_RECORDS_

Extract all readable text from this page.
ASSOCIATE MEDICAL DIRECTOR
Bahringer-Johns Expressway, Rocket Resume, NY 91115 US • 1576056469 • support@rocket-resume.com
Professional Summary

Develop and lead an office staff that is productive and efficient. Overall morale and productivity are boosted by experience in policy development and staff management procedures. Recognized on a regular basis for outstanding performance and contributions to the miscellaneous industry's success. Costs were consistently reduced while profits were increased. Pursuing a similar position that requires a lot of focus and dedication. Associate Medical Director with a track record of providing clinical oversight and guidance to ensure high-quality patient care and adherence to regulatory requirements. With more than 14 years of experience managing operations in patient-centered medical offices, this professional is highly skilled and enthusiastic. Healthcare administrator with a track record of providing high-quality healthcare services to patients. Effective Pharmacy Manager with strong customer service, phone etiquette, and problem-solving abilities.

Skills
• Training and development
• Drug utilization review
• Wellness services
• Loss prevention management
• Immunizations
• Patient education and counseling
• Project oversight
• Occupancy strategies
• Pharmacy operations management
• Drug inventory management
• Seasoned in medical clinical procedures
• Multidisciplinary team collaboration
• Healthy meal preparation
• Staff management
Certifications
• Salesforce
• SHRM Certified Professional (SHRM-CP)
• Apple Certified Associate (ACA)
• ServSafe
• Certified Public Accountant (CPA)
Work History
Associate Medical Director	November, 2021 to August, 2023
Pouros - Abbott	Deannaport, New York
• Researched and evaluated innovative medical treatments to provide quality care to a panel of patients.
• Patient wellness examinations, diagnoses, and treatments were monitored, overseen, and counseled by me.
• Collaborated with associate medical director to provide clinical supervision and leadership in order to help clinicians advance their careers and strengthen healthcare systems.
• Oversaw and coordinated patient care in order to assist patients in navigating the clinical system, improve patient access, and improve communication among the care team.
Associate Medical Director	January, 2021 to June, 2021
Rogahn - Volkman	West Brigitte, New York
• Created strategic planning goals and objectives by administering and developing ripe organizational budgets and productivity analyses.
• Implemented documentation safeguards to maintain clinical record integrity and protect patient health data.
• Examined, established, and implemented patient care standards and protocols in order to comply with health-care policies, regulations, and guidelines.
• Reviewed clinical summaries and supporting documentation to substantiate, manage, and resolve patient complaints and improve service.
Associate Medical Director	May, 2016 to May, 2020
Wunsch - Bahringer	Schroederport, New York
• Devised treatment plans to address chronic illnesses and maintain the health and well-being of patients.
==
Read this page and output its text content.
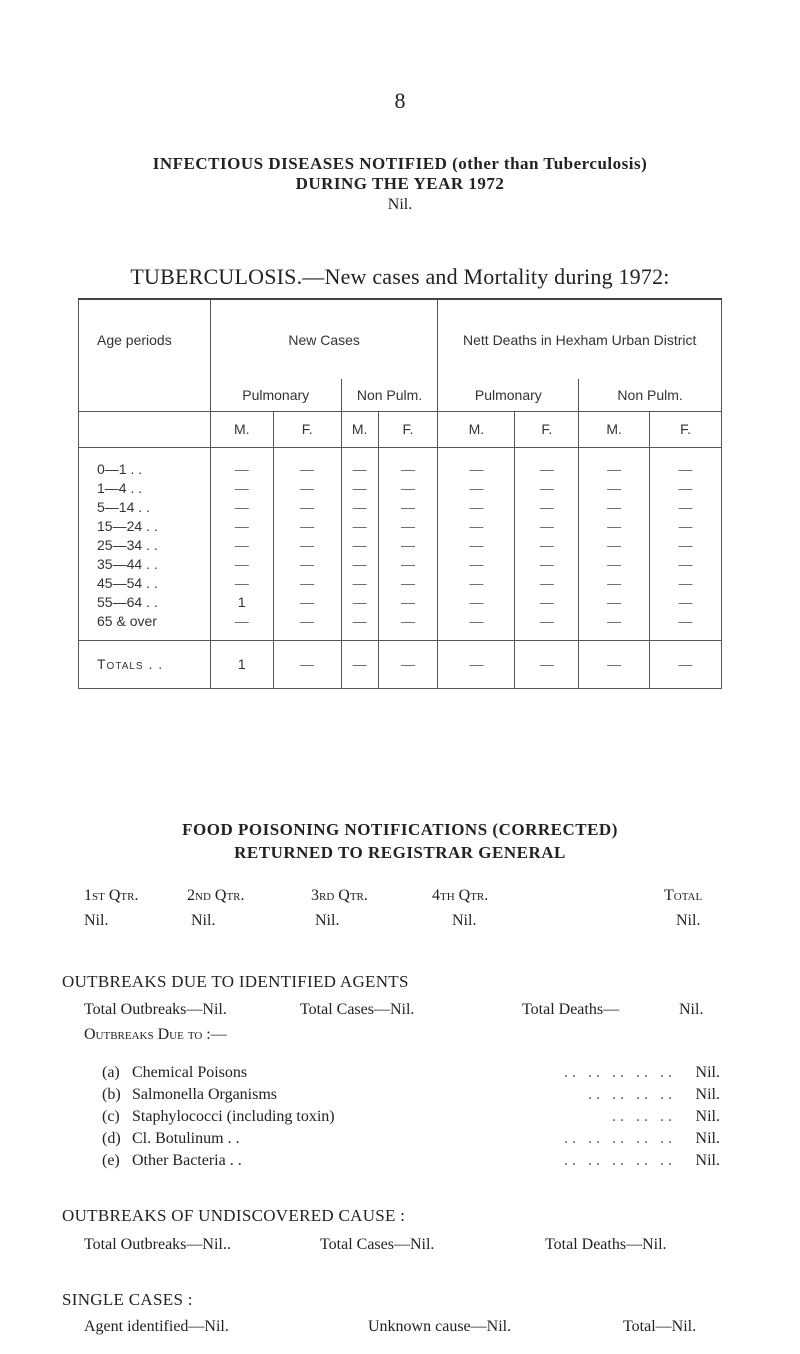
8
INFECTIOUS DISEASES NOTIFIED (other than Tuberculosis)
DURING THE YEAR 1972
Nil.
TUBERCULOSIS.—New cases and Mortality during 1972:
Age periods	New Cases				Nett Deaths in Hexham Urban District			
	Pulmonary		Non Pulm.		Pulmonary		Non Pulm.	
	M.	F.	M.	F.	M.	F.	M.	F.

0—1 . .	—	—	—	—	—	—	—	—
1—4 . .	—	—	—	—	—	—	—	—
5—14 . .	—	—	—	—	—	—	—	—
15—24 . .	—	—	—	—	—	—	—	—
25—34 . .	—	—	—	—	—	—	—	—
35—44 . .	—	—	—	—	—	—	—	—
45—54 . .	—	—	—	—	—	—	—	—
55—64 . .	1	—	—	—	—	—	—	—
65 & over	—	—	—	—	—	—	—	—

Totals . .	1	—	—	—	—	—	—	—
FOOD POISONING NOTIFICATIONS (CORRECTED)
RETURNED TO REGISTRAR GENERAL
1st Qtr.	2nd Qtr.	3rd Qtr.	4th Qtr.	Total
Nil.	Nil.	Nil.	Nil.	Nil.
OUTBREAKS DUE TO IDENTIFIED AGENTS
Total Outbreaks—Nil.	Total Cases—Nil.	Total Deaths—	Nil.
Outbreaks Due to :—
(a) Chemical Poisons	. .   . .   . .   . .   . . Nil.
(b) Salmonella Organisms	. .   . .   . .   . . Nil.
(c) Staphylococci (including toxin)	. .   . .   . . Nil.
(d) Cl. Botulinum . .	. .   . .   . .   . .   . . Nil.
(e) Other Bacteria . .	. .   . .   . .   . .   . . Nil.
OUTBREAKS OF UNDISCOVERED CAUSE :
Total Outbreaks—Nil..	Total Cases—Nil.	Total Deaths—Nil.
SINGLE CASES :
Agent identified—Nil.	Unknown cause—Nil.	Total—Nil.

_DIRECTIONS_
Find every line in the entries that includes the word "Certified", then state how many there are and nothing else.

_ANSWER_
3